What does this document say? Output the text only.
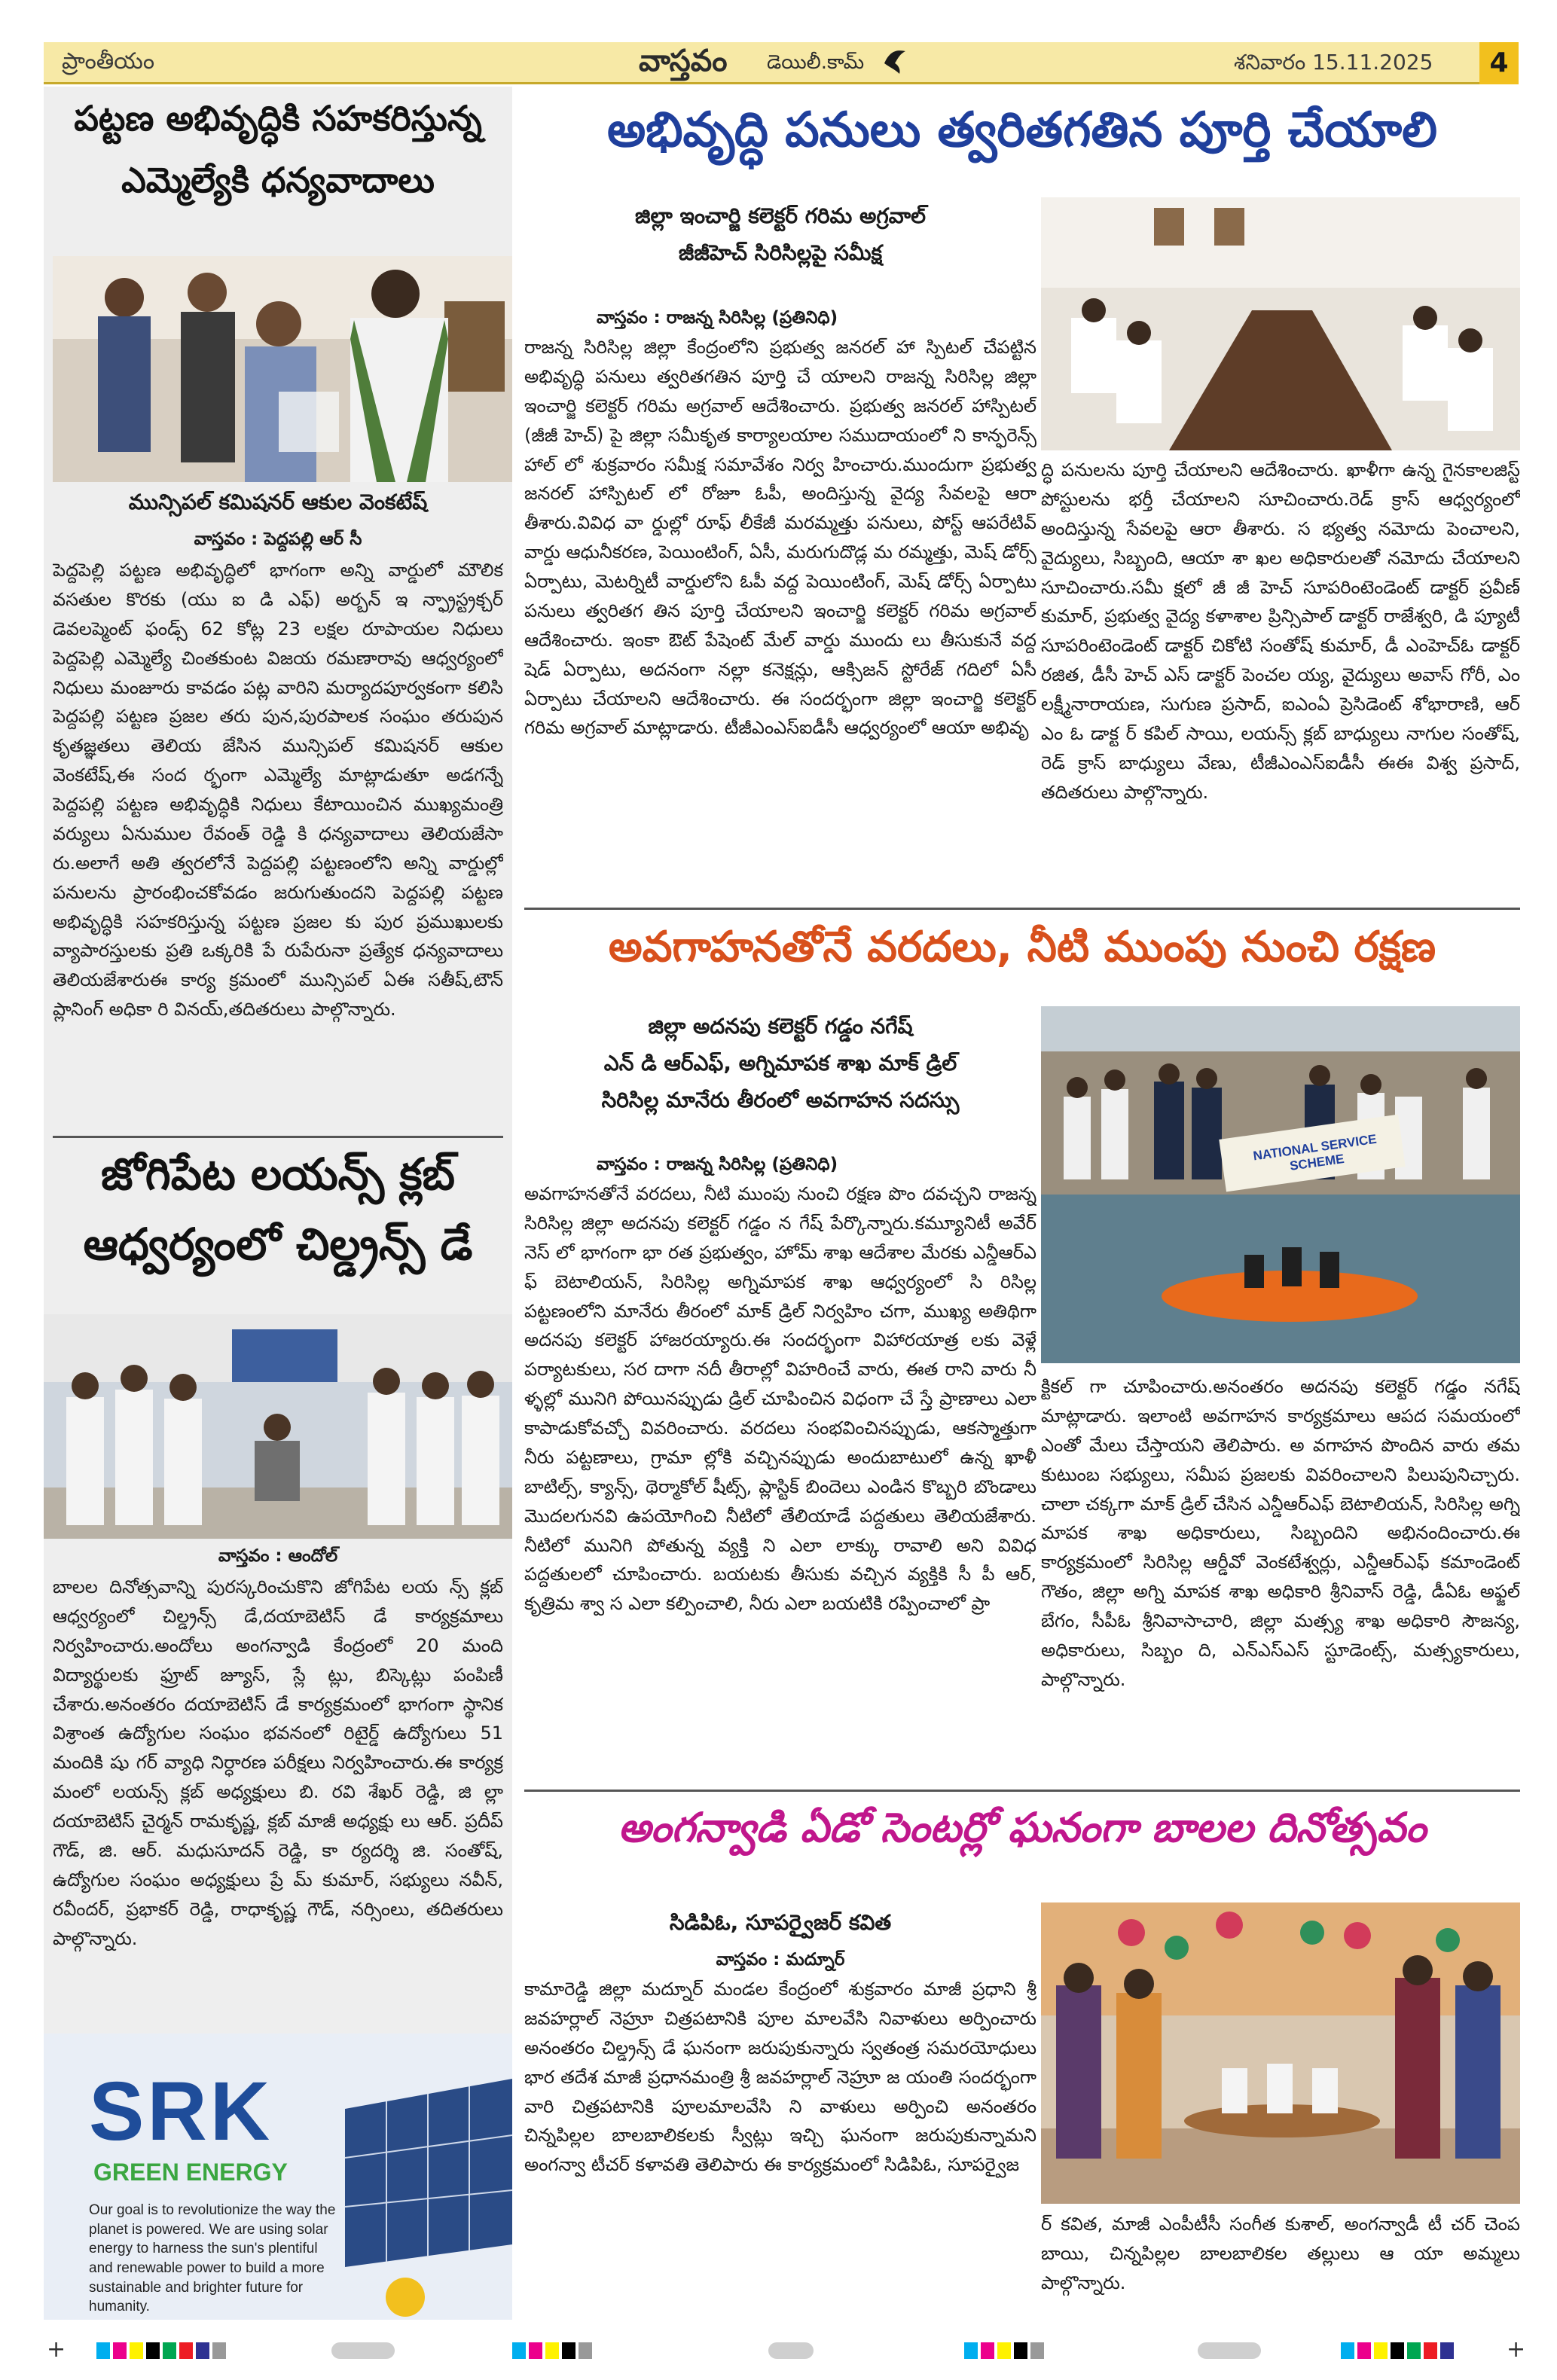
ప్రాంతీయం	వాస్తవం డెయిలీ.కామ్	శనివారం 15.11.2025	4
పట్టణ అభివృద్ధికి సహకరిస్తున్న
ఎమ్మెల్యేకి ధన్యవాదాలు
మున్సిపల్ కమిషనర్ ఆకుల వెంకటేష్
వాస్తవం : పెద్దపల్లి ఆర్ సీ
పెద్దపెల్లి పట్టణ అభివృద్ధిలో భాగంగా అన్ని వార్డులో మౌలిక వసతుల కొరకు (యు ఐ డి ఎఫ్) అర్బన్ ఇ న్ఫ్రాస్ట్రక్చర్ డెవలప్మెంట్ ఫండ్స్ 62 కోట్ల 23 లక్షల రూపాయల నిధులు పెద్దపెల్లి ఎమ్మెల్యే చింతకుంట విజయ రమణారావు ఆధ్వర్యంలో నిధులు మంజూరు కావడం పట్ల వారిని మర్యాదపూర్వకంగా కలిసి పెద్దపల్లి పట్టణ ప్రజల తరు పున,పురపాలక సంఘం తరుపున కృతజ్ఞతలు తెలియ జేసిన మున్సిపల్ కమిషనర్ ఆకుల వెంకటేష్,ఈ సంద ర్భంగా ఎమ్మెల్యే మాట్లాడుతూ అడగన్నే పెద్దపల్లి పట్టణ అభివృద్ధికి నిధులు కేటాయించిన ముఖ్యమంత్రి వర్యులు ఏనుముల రేవంత్ రెడ్డి కి ధన్యవాదాలు తెలియజేసా రు.అలాగే అతి త్వరలోనే పెద్దపల్లి పట్టణంలోని అన్ని వార్డుల్లో పనులను ప్రారంభించకోవడం జరుగుతుందని పెద్దపల్లి పట్టణ అభివృద్ధికి సహకరిస్తున్న పట్టణ ప్రజల కు పుర ప్రముఖులకు వ్యాపారస్తులకు ప్రతి ఒక్కరికి పే రుపేరునా ప్రత్యేక ధన్యవాదాలు తెలియజేశారుఈ కార్య క్రమంలో మున్సిపల్ ఏఈ సతీష్,టౌన్ ప్లానింగ్ అధికా రి వినయ్,తదితరులు పాల్గొన్నారు.
జోగిపేట లయన్స్ క్లబ్
ఆధ్వర్యంలో చిల్డ్రన్స్ డే
వాస్తవం : ఆందోల్
బాలల దినోత్సవాన్ని పురస్కరించుకొని జోగిపేట లయ న్స్ క్లబ్ ఆధ్వర్యంలో చిల్డ్రన్స్ డే,దయాబెటిస్ డే కార్యక్రమాలు నిర్వహించారు.అందోలు అంగన్వాడి కేంద్రంలో 20 మంది విద్యార్థులకు ఫ్రూట్ జ్యూస్, స్లే ట్లు, బిస్కెట్లు పంపిణీ చేశారు.అనంతరం దయాబెటిస్ డే కార్యక్రమంలో భాగంగా స్థానిక విశ్రాంత ఉద్యోగుల సంఘం భవనంలో రిటైర్డ్ ఉద్యోగులు 51 మందికి షు గర్ వ్యాధి నిర్ధారణ పరీక్షలు నిర్వహించారు.ఈ కార్యక్ర మంలో లయన్స్ క్లబ్ అధ్యక్షులు బి. రవి శేఖర్ రెడ్డి, జి ల్లా దయాబెటిస్ చైర్మన్ రామకృష్ణ, క్లబ్ మాజీ అధ్యక్షు లు ఆర్. ప్రదీప్ గౌడ్, జి. ఆర్. మధుసూదన్ రెడ్డి, కా ర్యదర్శి జి. సంతోష్, ఉద్యోగుల సంఘం అధ్యక్షులు ప్రే మ్ కుమార్, సభ్యులు నవీన్, రవీందర్, ప్రభాకర్ రెడ్డి, రాధాకృష్ణ గౌడ్, నర్సింలు, తదితరులు పాల్గొన్నారు.
SRK
GREEN ENERGY
Our goal is to revolutionize the way the planet is powered. We are using solar energy to harness the sun's plentiful and renewable power to build a more sustainable and brighter future for humanity.
అభివృద్ధి పనులు త్వరితగతిన పూర్తి చేయాలి
జిల్లా ఇంచార్జి కలెక్టర్ గరిమ అగ్రవాల్
జీజీహెచ్ సిరిసిల్లపై సమీక్ష
వాస్తవం : రాజన్న సిరిసిల్ల (ప్రతినిధి)
రాజన్న సిరిసిల్ల జిల్లా కేంద్రంలోని ప్రభుత్వ జనరల్ హా స్పిటల్ చేపట్టిన అభివృద్ధి పనులు త్వరితగతిన పూర్తి చే యాలని రాజన్న సిరిసిల్ల జిల్లా ఇంచార్జి కలెక్టర్ గరిమ అగ్రవాల్ ఆదేశించారు. ప్రభుత్వ జనరల్ హాస్పిటల్ (జీజీ హెచ్) పై జిల్లా సమీకృత కార్యాలయాల సముదాయంలో ని కాన్ఫరెన్స్ హాల్ లో శుక్రవారం సమీక్ష సమావేశం నిర్వ హించారు.ముందుగా ప్రభుత్వ జనరల్ హాస్పిటల్ లో రోజూ ఓపీ, అందిస్తున్న వైద్య సేవలపై ఆరా తీశారు.వివిధ వా ర్డుల్లో రూఫ్ లీకేజీ మరమ్మత్తు పనులు, పోస్ట్ ఆపరేటివ్ వార్డు ఆధునీకరణ, పెయింటింగ్, ఏసీ, మరుగుదొడ్ల మ రమ్మత్తు, మెష్ డోర్స్ ఏర్పాటు, మెటర్నిటీ వార్డులోని ఓపీ వద్ద పెయింటింగ్, మెష్ డోర్స్ ఏర్పాటు పనులు త్వరితగ తిన పూర్తి చేయాలని ఇంచార్జి కలెక్టర్ గరిమ అగ్రవాల్ ఆదేశించారు. ఇంకా ఔట్ పేషెంట్ మేల్ వార్డు ముందు లు తీసుకునే వద్ద షెడ్ ఏర్పాటు, అదనంగా నల్లా కనెక్షన్లు, ఆక్సిజన్ స్టోరేజ్ గదిలో ఏసీ ఏర్పాటు చేయాలని ఆదేశించారు. ఈ సందర్భంగా జిల్లా ఇంచార్జి కలెక్టర్ గరిమ అగ్రవాల్ మాట్లాడారు. టీజీఎంఎస్ఐడీసీ ఆధ్వర్యంలో ఆయా అభివృ
ద్ధి పనులను పూర్తి చేయాలని ఆదేశించారు. ఖాళీగా ఉన్న గైనకాలజిస్ట్ పోస్టులను భర్తీ చేయాలని సూచించారు.రెడ్ క్రాస్ ఆధ్వర్యంలో అందిస్తున్న సేవలపై ఆరా తీశారు. స భ్యత్వ నమోదు పెంచాలని, వైద్యులు, సిబ్బంది, ఆయా శా ఖల అధికారులతో నమోదు చేయాలని సూచించారు.సమీ క్షలో జీ జీ హెచ్ సూపరింటెండెంట్ డాక్టర్ ప్రవీణ్ కుమార్, ప్రభుత్వ వైద్య కళాశాల ప్రిన్సిపాల్ డాక్టర్ రాజేశ్వరి, డి ప్యూటీ సూపరింటెండెంట్ డాక్టర్ చికోటి సంతోష్ కుమార్, డీ ఎంహెచ్ఓ డాక్టర్ రజిత, డీసీ హెచ్ ఎస్ డాక్టర్ పెంచల య్య, వైద్యులు అవాస్ గోరీ, ఎం లక్ష్మీనారాయణ, సుగుణ ప్రసాద్, ఐఎంఏ ప్రెసిడెంట్ శోభారాణి, ఆర్ ఎం ఓ డాక్ట ర్ కపిల్ సాయి, లయన్స్ క్లబ్ బాధ్యులు నాగుల సంతోష్, రెడ్ క్రాస్ బాధ్యులు వేణు, టీజీఎంఎస్ఐడీసీ ఈఈ విశ్వ ప్రసాద్, తదితరులు పాల్గొన్నారు.
అవగాహనతోనే వరదలు, నీటి ముంపు నుంచి రక్షణ
జిల్లా అదనపు కలెక్టర్ గడ్డం నగేష్
ఎన్ డి ఆర్ఎఫ్, అగ్నిమాపక శాఖ మాక్ డ్రిల్
సిరిసిల్ల మానేరు తీరంలో అవగాహన సదస్సు
NATIONAL SERVICE SCHEME
వాస్తవం : రాజన్న సిరిసిల్ల (ప్రతినిధి)
అవగాహనతోనే వరదలు, నీటి ముంపు నుంచి రక్షణ పొం దవచ్చని రాజన్న సిరిసిల్ల జిల్లా అదనపు కలెక్టర్ గడ్డం న గేష్ పేర్కొన్నారు.కమ్యూనిటీ అవేర్ నెస్ లో భాగంగా భా రత ప్రభుత్వం, హోమ్ శాఖ ఆదేశాల మేరకు ఎన్డీఆర్ఎ ఫ్ బెటాలియన్, సిరిసిల్ల అగ్నిమాపక శాఖ ఆధ్వర్యంలో సి రిసిల్ల పట్టణంలోని మానేరు తీరంలో మాక్ డ్రిల్ నిర్వహిం చగా, ముఖ్య అతిథిగా అదనపు కలెక్టర్ హాజరయ్యారు.ఈ సందర్భంగా విహారయాత్ర లకు వెళ్లే పర్యాటకులు, సర దాగా నదీ తీరాల్లో విహరించే వారు, ఈత రాని వారు నీ ళ్ళల్లో మునిగి పోయినప్పుడు డ్రిల్ చూపించిన విధంగా చే స్తే ప్రాణాలు ఎలా కాపాడుకోవచ్చో వివరించారు. వరదలు సంభవించినప్పుడు, ఆకస్మాత్తుగా నీరు పట్టణాలు, గ్రామా ల్లోకి వచ్చినప్పుడు అందుబాటులో ఉన్న ఖాళీ బాటిల్స్, క్యాన్స్, థెర్మాకోల్ షీట్స్, ప్లాస్టిక్ బిందెలు ఎండిన కొబ్బరి బొండాలు మొదలగునవి ఉపయోగించి నీటిలో తేలియాడే పద్దతులు తెలియజేశారు. నీటిలో మునిగి పోతున్న వ్యక్తి ని ఎలా లాక్కు రావాలి అని వివిధ పద్దతులలో చూపించారు. బయటకు తీసుకు వచ్చిన వ్యక్తికి సీ పీ ఆర్, కృత్రిమ శ్వా స ఎలా కల్పించాలి, నీరు ఎలా బయటికి రప్పించాలో ప్రా
క్టికల్ గా చూపించారు.అనంతరం అదనపు కలెక్టర్ గడ్డం నగేష్ మాట్లాడారు. ఇలాంటి అవగాహన కార్యక్రమాలు ఆపద సమయంలో ఎంతో మేలు చేస్తాయని తెలిపారు. అ వగాహన పొందిన వారు తమ కుటుంబ సభ్యులు, సమీప ప్రజలకు వివరించాలని పిలుపునిచ్చారు. చాలా చక్కగా మాక్ డ్రిల్ చేసిన ఎన్డీఆర్ఎఫ్ బెటాలియన్, సిరిసిల్ల అగ్ని మాపక శాఖ అధికారులు, సిబ్బందిని అభినందించారు.ఈ కార్యక్రమంలో సిరిసిల్ల ఆర్డీవో వెంకటేశ్వర్లు, ఎన్డీఆర్ఎఫ్ కమాండెంట్ గౌతం, జిల్లా అగ్ని మాపక శాఖ అధికారి శ్రీనివాస్ రెడ్డి, డీఏఓ అఫ్జల్ బేగం, సీపీఓ శ్రీనివాసాచారి, జిల్లా మత్స్య శాఖ అధికారి సౌజన్య, అధికారులు, సిబ్బం ది, ఎన్ఎస్ఎస్ స్టూడెంట్స్, మత్స్యకారులు, పాల్గొన్నారు.
అంగన్వాడి ఏడో సెంటర్లో ఘనంగా బాలల దినోత్సవం
సిడిపిఓ, సూపర్వైజర్ కవిత
వాస్తవం : మద్నూర్
కామారెడ్డి జిల్లా మద్నూర్ మండల కేంద్రంలో శుక్రవారం మాజీ ప్రధాని శ్రీ జవహర్లాల్ నెహ్రూ చిత్రపటానికి పూల మాలవేసి నివాళులు అర్పించారు అనంతరం చిల్డ్రన్స్ డే ఘనంగా జరుపుకున్నారు స్వతంత్ర సమరయోధులు భార తదేశ మాజీ ప్రధానమంత్రి శ్రీ జవహర్లాల్ నెహ్రూ జ యంతి సందర్భంగా వారి చిత్రపటానికి పూలమాలవేసి ని వాళులు అర్పించి అనంతరం చిన్నపిల్లల బాలబాలికలకు స్వీట్లు ఇచ్చి ఘనంగా జరుపుకున్నామని అంగన్వా టీచర్ కళావతి తెలిపారు ఈ కార్యక్రమంలో సిడిపిఓ, సూపర్వైజ
ర్ కవిత, మాజీ ఎంపీటీసీ సంగీత కుశాల్, అంగన్వాడీ టీ చర్ చెంప బాయి, చిన్నపిల్లల బాలబాలికల తల్లులు ఆ యా అమ్మలు పాల్గొన్నారు.
+	+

#####

**YOUR OBJECTIVE**
The answer should be a single number: the count of lines in the data that include the string "అదనప".

**WRITTEN ANSWER**
3